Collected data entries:
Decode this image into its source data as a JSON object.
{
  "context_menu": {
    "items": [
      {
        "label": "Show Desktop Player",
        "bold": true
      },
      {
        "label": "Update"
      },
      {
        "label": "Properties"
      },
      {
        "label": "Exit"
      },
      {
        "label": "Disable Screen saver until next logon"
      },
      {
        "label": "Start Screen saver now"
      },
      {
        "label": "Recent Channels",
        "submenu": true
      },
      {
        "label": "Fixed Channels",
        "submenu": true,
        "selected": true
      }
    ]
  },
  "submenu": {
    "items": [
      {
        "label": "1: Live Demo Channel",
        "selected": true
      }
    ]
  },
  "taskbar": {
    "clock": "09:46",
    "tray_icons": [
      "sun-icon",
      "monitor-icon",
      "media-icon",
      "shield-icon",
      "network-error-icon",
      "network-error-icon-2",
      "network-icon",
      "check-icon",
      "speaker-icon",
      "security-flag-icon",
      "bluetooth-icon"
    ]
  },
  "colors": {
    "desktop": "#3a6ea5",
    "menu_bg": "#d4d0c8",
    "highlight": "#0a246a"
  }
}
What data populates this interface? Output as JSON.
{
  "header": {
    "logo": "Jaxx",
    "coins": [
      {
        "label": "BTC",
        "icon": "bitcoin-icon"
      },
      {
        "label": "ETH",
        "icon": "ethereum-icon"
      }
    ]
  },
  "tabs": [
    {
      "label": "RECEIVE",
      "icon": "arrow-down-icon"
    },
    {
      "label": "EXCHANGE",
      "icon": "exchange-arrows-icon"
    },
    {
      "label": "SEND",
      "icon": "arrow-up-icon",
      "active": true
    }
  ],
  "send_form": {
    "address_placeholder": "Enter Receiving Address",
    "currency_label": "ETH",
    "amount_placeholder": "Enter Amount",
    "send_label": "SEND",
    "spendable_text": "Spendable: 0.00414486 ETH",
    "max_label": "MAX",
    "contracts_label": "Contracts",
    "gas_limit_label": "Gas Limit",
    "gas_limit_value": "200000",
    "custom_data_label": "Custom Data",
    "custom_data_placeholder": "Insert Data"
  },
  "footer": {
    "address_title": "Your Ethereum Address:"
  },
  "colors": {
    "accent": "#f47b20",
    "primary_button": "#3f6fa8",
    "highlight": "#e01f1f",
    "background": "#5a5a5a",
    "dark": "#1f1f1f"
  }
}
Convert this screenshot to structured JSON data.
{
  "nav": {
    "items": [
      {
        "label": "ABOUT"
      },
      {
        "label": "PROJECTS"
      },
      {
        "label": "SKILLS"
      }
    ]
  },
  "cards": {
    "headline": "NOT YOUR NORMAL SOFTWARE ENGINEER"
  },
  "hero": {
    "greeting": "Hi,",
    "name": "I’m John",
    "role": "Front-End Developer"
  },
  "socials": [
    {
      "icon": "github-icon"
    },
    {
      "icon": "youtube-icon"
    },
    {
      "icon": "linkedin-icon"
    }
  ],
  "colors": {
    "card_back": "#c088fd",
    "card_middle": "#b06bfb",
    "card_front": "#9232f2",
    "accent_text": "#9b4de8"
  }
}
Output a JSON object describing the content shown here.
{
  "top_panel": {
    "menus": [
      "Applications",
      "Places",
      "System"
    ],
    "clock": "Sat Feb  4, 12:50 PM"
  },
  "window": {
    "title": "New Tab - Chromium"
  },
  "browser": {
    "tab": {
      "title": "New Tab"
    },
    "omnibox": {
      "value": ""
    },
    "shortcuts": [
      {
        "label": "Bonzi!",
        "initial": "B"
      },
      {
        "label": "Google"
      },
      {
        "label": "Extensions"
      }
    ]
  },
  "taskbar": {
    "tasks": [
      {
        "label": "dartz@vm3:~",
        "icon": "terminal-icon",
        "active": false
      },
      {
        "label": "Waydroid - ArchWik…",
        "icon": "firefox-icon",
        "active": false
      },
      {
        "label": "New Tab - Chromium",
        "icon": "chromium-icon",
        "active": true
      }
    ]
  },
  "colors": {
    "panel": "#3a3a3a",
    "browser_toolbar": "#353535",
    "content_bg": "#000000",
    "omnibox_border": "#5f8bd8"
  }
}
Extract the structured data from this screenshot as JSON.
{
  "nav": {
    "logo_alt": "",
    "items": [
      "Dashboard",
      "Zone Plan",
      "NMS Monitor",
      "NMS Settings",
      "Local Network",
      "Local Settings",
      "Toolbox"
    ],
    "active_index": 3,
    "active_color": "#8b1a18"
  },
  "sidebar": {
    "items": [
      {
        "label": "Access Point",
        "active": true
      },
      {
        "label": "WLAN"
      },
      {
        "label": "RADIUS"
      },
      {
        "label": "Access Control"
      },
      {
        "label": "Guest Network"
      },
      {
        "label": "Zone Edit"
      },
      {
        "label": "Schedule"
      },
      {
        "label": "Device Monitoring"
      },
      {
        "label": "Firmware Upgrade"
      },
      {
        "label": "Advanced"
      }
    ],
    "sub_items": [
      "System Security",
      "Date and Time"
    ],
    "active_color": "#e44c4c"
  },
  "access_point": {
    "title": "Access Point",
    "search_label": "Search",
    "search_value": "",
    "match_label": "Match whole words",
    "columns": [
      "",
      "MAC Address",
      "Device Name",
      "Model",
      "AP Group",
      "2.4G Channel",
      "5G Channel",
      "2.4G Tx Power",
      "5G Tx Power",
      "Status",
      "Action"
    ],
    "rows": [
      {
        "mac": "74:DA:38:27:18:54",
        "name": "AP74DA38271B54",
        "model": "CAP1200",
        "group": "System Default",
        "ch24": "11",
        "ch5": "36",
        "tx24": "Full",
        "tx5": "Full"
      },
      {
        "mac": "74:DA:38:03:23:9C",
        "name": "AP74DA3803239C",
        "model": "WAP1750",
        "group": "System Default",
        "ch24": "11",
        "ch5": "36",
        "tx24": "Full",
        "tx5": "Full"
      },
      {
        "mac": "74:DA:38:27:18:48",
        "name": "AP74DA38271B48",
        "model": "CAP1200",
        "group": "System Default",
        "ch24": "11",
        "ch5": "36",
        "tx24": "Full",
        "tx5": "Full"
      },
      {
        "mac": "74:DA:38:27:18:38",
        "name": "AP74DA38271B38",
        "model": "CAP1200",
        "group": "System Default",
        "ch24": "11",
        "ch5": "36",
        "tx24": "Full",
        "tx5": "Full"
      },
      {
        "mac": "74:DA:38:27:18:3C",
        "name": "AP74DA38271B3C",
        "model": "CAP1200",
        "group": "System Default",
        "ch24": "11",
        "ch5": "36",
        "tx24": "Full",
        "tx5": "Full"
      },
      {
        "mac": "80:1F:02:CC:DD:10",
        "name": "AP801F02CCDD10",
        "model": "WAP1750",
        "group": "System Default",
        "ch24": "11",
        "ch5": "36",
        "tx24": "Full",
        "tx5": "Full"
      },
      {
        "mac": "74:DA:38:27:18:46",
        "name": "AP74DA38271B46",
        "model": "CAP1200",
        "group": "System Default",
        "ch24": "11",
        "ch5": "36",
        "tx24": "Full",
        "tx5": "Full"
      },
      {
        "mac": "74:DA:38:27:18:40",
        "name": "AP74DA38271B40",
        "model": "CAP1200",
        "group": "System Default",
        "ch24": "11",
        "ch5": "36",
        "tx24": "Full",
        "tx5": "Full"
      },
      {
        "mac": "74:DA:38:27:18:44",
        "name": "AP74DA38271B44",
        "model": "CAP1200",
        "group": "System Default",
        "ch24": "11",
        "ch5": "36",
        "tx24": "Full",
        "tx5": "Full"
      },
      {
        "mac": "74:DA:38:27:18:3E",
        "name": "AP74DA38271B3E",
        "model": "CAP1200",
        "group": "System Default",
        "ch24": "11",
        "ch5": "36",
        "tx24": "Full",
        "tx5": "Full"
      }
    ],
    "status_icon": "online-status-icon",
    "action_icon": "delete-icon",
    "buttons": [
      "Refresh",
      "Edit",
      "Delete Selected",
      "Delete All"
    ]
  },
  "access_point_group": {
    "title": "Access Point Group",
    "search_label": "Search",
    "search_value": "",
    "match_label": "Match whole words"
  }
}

_Request_
Gather every line from the listing above in which "Match" appears, and copy those lines.

_Task response_
    "match_label": "Match whole words",
    "match_label": "Match whole words"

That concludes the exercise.